Extracts from a graphics dataset
▶
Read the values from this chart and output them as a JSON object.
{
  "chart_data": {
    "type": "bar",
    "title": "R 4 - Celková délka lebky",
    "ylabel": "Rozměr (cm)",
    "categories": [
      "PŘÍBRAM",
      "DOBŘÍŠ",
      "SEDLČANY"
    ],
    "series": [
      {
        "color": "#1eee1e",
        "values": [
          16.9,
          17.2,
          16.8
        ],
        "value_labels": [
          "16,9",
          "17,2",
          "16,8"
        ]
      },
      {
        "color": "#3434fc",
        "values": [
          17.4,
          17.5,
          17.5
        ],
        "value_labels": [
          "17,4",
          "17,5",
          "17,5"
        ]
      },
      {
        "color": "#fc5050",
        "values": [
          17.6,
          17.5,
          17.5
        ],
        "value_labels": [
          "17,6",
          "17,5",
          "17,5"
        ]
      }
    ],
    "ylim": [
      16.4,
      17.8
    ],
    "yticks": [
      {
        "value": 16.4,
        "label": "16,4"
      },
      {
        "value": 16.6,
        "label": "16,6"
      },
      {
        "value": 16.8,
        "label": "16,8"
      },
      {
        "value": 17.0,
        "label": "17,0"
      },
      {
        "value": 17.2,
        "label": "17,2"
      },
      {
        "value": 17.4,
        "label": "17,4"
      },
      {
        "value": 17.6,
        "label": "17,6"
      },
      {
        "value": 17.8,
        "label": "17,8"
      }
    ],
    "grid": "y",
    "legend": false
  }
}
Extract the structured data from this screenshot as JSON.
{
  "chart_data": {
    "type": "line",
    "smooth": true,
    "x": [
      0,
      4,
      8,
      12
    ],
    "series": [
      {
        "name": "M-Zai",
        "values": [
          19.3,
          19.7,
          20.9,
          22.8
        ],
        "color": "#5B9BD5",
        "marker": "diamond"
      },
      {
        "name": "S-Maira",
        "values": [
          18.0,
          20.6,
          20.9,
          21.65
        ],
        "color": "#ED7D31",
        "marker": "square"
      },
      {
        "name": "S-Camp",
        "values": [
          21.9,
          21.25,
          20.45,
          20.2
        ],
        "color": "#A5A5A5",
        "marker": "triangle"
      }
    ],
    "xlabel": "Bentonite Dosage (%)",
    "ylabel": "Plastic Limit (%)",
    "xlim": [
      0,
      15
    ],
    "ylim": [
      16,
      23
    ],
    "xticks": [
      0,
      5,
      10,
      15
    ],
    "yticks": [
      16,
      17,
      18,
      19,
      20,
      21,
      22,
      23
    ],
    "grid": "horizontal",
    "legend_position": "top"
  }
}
◀
* **Problem description**
Write out the entries above word for word.

* **Expected answer**
Read the values from this chart and output them as a JSON object.
{
  "chart_data": {
    "type": "bar",
    "title": "R 4 - Celková délka lebky",
    "ylabel": "Rozměr (cm)",
    "categories": [
      "PŘÍBRAM",
      "DOBŘÍŠ",
      "SEDLČANY"
    ],
    "series": [
      {
        "color": "#1eee1e",
        "values": [
          16.9,
          17.2,
          16.8
        ],
        "value_labels": [
          "16,9",
          "17,2",
          "16,8"
        ]
      },
      {
        "color": "#3434fc",
        "values": [
          17.4,
          17.5,
          17.5
        ],
        "value_labels": [
          "17,4",
          "17,5",
          "17,5"
        ]
      },
      {
        "color": "#fc5050",
        "values": [
          17.6,
          17.5,
          17.5
        ],
        "value_labels": [
          "17,6",
          "17,5",
          "17,5"
        ]
      }
    ],
    "ylim": [
      16.4,
      17.8
    ],
    "yticks": [
      {
        "value": 16.4,
        "label": "16,4"
      },
      {
        "value": 16.6,
        "label": "16,6"
      },
      {
        "value": 16.8,
        "label": "16,8"
      },
      {
        "value": 17.0,
        "label": "17,0"
      },
      {
        "value": 17.2,
        "label": "17,2"
      },
      {
        "value": 17.4,
        "label": "17,4"
      },
      {
        "value": 17.6,
        "label": "17,6"
      },
      {
        "value": 17.8,
        "label": "17,8"
      }
    ],
    "grid": "y",
    "legend": false
  }
}
Extract the structured data from this screenshot as JSON.
{
  "chart_data": {
    "type": "line",
    "smooth": true,
    "x": [
      0,
      4,
      8,
      12
    ],
    "series": [
      {
        "name": "M-Zai",
        "values": [
          19.3,
          19.7,
          20.9,
          22.8
        ],
        "color": "#5B9BD5",
        "marker": "diamond"
      },
      {
        "name": "S-Maira",
        "values": [
          18.0,
          20.6,
          20.9,
          21.65
        ],
        "color": "#ED7D31",
        "marker": "square"
      },
      {
        "name": "S-Camp",
        "values": [
          21.9,
          21.25,
          20.45,
          20.2
        ],
        "color": "#A5A5A5",
        "marker": "triangle"
      }
    ],
    "xlabel": "Bentonite Dosage (%)",
    "ylabel": "Plastic Limit (%)",
    "xlim": [
      0,
      15
    ],
    "ylim": [
      16,
      23
    ],
    "xticks": [
      0,
      5,
      10,
      15
    ],
    "yticks": [
      16,
      17,
      18,
      19,
      20,
      21,
      22,
      23
    ],
    "grid": "horizontal",
    "legend_position": "top"
  }
}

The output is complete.